#### EXERCISE BRIEF:
Make an exact copy of the entries that come next.

** Opening EXERCISE INPUT block **

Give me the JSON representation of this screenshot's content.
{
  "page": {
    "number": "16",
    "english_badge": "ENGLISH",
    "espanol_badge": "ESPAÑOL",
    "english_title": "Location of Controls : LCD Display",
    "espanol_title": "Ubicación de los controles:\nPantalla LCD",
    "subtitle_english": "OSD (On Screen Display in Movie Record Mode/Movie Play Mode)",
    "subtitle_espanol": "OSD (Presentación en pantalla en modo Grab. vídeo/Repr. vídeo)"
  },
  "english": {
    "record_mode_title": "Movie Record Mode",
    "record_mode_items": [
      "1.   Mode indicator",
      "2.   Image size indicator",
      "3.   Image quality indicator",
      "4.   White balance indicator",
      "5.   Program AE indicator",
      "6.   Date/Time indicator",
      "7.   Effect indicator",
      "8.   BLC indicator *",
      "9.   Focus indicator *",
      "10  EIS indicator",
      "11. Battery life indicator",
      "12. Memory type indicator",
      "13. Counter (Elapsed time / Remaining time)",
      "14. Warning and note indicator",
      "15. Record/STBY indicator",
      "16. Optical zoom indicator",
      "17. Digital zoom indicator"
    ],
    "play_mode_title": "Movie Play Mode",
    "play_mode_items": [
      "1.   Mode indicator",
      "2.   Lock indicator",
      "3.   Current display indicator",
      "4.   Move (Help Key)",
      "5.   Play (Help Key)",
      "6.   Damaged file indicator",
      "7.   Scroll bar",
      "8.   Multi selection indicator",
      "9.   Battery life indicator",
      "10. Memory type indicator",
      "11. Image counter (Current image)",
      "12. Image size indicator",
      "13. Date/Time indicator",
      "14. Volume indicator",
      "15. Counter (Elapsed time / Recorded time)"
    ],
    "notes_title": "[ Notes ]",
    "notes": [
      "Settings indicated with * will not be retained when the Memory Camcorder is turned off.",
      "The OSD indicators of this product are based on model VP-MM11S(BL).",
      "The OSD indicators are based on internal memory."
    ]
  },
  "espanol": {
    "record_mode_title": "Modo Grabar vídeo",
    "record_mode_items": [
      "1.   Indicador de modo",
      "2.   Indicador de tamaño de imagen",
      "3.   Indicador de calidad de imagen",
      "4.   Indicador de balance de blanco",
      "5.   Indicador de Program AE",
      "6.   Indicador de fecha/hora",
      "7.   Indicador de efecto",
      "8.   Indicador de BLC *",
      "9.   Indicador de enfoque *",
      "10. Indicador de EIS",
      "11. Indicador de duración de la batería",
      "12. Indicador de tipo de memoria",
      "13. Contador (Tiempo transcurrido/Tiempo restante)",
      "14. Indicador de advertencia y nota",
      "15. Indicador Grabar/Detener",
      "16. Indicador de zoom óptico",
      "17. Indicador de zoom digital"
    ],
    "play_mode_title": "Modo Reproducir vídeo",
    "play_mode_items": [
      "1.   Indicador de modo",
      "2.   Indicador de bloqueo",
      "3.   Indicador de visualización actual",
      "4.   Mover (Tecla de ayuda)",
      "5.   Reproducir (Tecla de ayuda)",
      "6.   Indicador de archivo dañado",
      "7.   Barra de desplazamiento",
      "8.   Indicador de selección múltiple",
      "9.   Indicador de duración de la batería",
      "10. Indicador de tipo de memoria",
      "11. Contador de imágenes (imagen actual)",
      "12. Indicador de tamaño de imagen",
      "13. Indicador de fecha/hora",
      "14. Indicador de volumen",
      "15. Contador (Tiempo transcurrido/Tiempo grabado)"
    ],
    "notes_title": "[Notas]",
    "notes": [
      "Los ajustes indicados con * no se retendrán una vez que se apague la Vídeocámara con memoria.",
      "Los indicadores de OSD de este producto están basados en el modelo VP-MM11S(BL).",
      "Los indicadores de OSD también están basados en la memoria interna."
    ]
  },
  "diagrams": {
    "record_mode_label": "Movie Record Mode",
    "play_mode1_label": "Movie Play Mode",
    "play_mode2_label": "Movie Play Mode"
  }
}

** Closing EXERCISE INPUT block **

#### YOUR RESPONSE:
Give me the JSON representation of this screenshot's content.
{
  "page": {
    "number": "16",
    "english_badge": "ENGLISH",
    "espanol_badge": "ESPAÑOL",
    "english_title": "Location of Controls : LCD Display",
    "espanol_title": "Ubicación de los controles:\nPantalla LCD",
    "subtitle_english": "OSD (On Screen Display in Movie Record Mode/Movie Play Mode)",
    "subtitle_espanol": "OSD (Presentación en pantalla en modo Grab. vídeo/Repr. vídeo)"
  },
  "english": {
    "record_mode_title": "Movie Record Mode",
    "record_mode_items": [
      "1.   Mode indicator",
      "2.   Image size indicator",
      "3.   Image quality indicator",
      "4.   White balance indicator",
      "5.   Program AE indicator",
      "6.   Date/Time indicator",
      "7.   Effect indicator",
      "8.   BLC indicator *",
      "9.   Focus indicator *",
      "10  EIS indicator",
      "11. Battery life indicator",
      "12. Memory type indicator",
      "13. Counter (Elapsed time / Remaining time)",
      "14. Warning and note indicator",
      "15. Record/STBY indicator",
      "16. Optical zoom indicator",
      "17. Digital zoom indicator"
    ],
    "play_mode_title": "Movie Play Mode",
    "play_mode_items": [
      "1.   Mode indicator",
      "2.   Lock indicator",
      "3.   Current display indicator",
      "4.   Move (Help Key)",
      "5.   Play (Help Key)",
      "6.   Damaged file indicator",
      "7.   Scroll bar",
      "8.   Multi selection indicator",
      "9.   Battery life indicator",
      "10. Memory type indicator",
      "11. Image counter (Current image)",
      "12. Image size indicator",
      "13. Date/Time indicator",
      "14. Volume indicator",
      "15. Counter (Elapsed time / Recorded time)"
    ],
    "notes_title": "[ Notes ]",
    "notes": [
      "Settings indicated with * will not be retained when the Memory Camcorder is turned off.",
      "The OSD indicators of this product are based on model VP-MM11S(BL).",
      "The OSD indicators are based on internal memory."
    ]
  },
  "espanol": {
    "record_mode_title": "Modo Grabar vídeo",
    "record_mode_items": [
      "1.   Indicador de modo",
      "2.   Indicador de tamaño de imagen",
      "3.   Indicador de calidad de imagen",
      "4.   Indicador de balance de blanco",
      "5.   Indicador de Program AE",
      "6.   Indicador de fecha/hora",
      "7.   Indicador de efecto",
      "8.   Indicador de BLC *",
      "9.   Indicador de enfoque *",
      "10. Indicador de EIS",
      "11. Indicador de duración de la batería",
      "12. Indicador de tipo de memoria",
      "13. Contador (Tiempo transcurrido/Tiempo restante)",
      "14. Indicador de advertencia y nota",
      "15. Indicador Grabar/Detener",
      "16. Indicador de zoom óptico",
      "17. Indicador de zoom digital"
    ],
    "play_mode_title": "Modo Reproducir vídeo",
    "play_mode_items": [
      "1.   Indicador de modo",
      "2.   Indicador de bloqueo",
      "3.   Indicador de visualización actual",
      "4.   Mover (Tecla de ayuda)",
      "5.   Reproducir (Tecla de ayuda)",
      "6.   Indicador de archivo dañado",
      "7.   Barra de desplazamiento",
      "8.   Indicador de selección múltiple",
      "9.   Indicador de duración de la batería",
      "10. Indicador de tipo de memoria",
      "11. Contador de imágenes (imagen actual)",
      "12. Indicador de tamaño de imagen",
      "13. Indicador de fecha/hora",
      "14. Indicador de volumen",
      "15. Contador (Tiempo transcurrido/Tiempo grabado)"
    ],
    "notes_title": "[Notas]",
    "notes": [
      "Los ajustes indicados con * no se retendrán una vez que se apague la Vídeocámara con memoria.",
      "Los indicadores de OSD de este producto están basados en el modelo VP-MM11S(BL).",
      "Los indicadores de OSD también están basados en la memoria interna."
    ]
  },
  "diagrams": {
    "record_mode_label": "Movie Record Mode",
    "play_mode1_label": "Movie Play Mode",
    "play_mode2_label": "Movie Play Mode"
  }
}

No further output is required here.